[WRITTEN REQUEST] For every line in the records that has the word "NaOH", make a copy.

[EXTRACTED ENTRIES]
--------
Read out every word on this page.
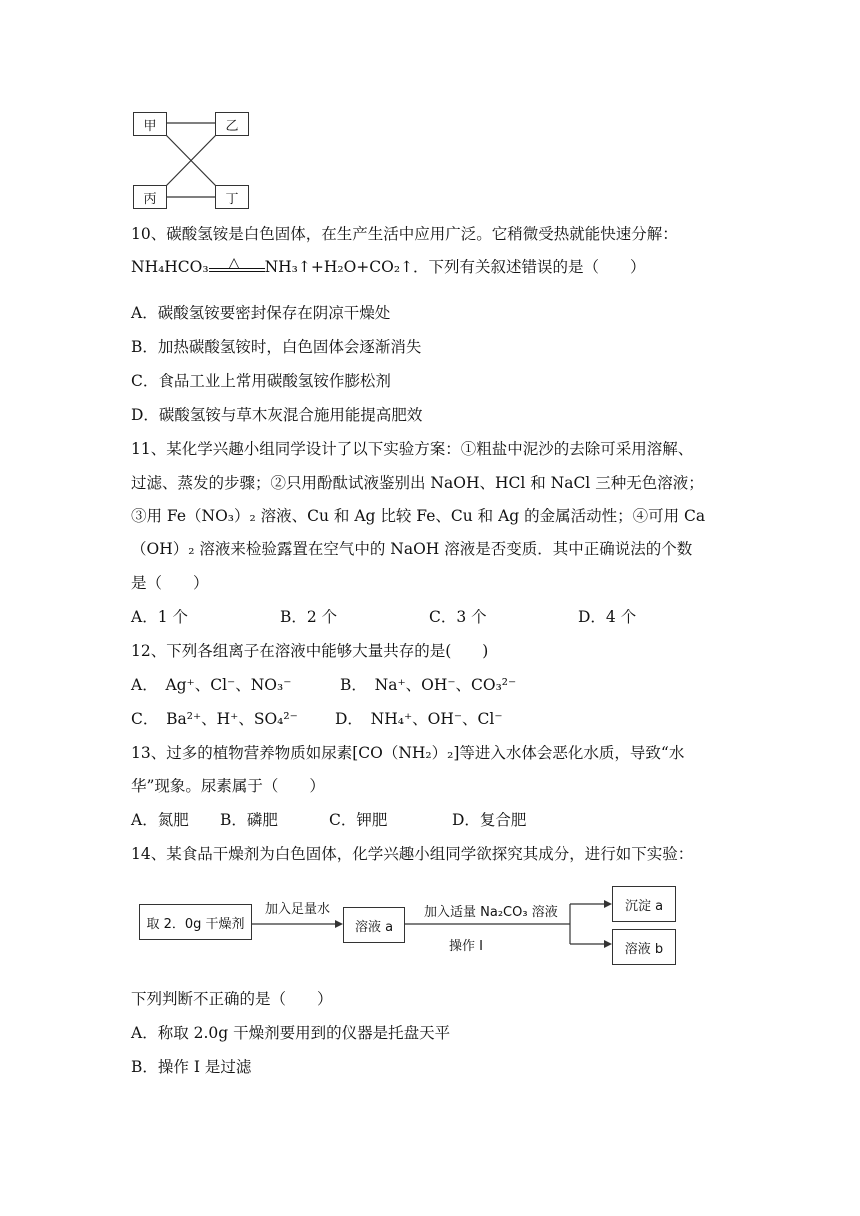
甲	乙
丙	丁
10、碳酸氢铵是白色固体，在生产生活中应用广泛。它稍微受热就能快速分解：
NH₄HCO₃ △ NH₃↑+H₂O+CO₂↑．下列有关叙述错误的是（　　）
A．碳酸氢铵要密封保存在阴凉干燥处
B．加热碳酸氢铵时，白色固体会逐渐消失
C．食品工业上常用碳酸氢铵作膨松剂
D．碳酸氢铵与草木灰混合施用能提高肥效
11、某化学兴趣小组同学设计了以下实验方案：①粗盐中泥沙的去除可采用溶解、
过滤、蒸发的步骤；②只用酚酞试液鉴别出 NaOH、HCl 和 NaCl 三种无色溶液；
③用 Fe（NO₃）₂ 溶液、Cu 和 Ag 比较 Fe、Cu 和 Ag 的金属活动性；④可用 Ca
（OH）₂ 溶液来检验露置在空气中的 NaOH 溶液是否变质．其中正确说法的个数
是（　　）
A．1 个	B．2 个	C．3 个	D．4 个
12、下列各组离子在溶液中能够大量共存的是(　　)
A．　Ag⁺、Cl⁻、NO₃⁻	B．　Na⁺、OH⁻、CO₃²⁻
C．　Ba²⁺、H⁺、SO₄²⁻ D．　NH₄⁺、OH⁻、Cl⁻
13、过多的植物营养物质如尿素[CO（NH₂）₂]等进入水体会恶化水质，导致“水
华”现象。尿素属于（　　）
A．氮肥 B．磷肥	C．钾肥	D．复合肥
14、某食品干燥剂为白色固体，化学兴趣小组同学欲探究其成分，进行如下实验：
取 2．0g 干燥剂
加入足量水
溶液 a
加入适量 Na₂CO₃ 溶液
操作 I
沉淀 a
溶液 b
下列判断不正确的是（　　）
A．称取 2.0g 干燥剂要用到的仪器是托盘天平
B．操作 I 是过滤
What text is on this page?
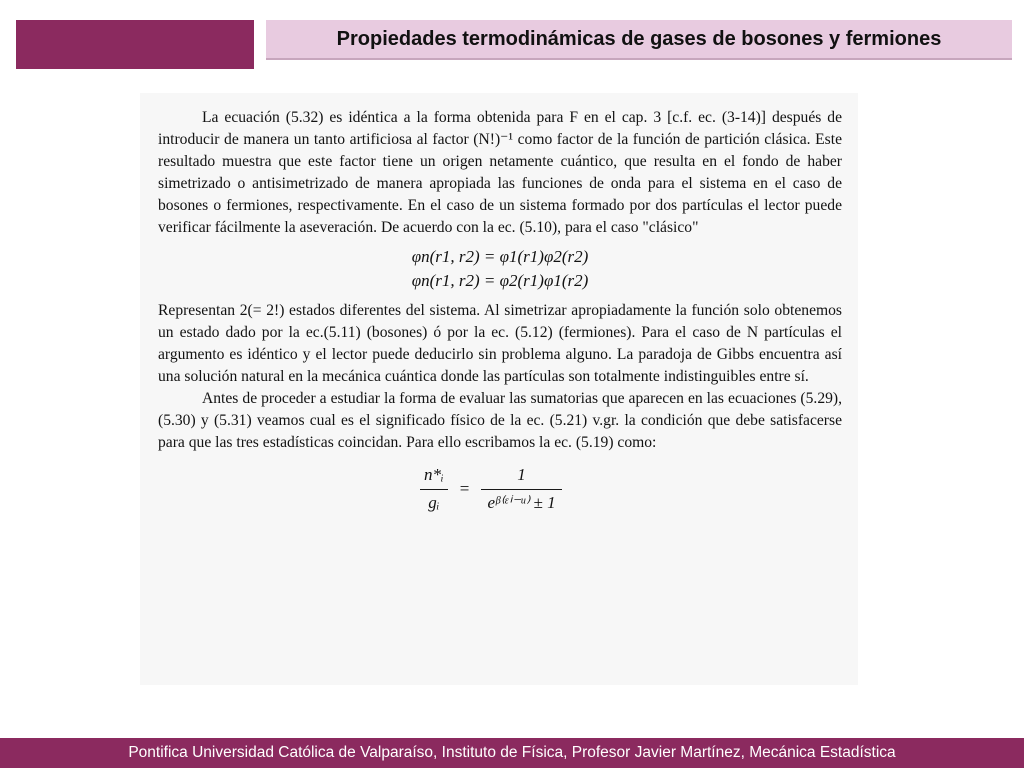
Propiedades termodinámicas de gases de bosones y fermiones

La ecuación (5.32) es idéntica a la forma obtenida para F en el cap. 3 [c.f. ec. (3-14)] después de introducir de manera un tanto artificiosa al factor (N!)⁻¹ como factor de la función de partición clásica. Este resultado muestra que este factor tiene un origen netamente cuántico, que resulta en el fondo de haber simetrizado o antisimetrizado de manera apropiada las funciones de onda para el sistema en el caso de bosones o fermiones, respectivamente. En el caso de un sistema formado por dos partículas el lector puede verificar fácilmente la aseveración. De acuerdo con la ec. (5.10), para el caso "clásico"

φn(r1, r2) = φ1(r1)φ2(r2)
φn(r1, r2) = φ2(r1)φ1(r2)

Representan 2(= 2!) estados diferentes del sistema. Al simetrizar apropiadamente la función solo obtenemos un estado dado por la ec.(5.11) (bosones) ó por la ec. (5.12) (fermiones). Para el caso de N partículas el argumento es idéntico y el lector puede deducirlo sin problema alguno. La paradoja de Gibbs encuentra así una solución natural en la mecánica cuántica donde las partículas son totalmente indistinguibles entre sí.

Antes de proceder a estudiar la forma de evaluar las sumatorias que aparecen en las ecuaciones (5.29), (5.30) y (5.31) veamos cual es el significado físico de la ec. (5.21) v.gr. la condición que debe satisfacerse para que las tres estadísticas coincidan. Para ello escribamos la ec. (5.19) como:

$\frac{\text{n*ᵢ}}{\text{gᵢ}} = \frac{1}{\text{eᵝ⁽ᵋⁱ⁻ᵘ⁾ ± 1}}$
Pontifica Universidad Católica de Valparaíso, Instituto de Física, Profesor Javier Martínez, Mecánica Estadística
--------
[RESULT OF THIS TASK]
过滤、蒸发的步骤；②只用酚酞试液鉴别出 NaOH、HCl 和 NaCl 三种无色溶液；
（OH）₂ 溶液来检验露置在空气中的 NaOH 溶液是否变质．其中正确说法的个数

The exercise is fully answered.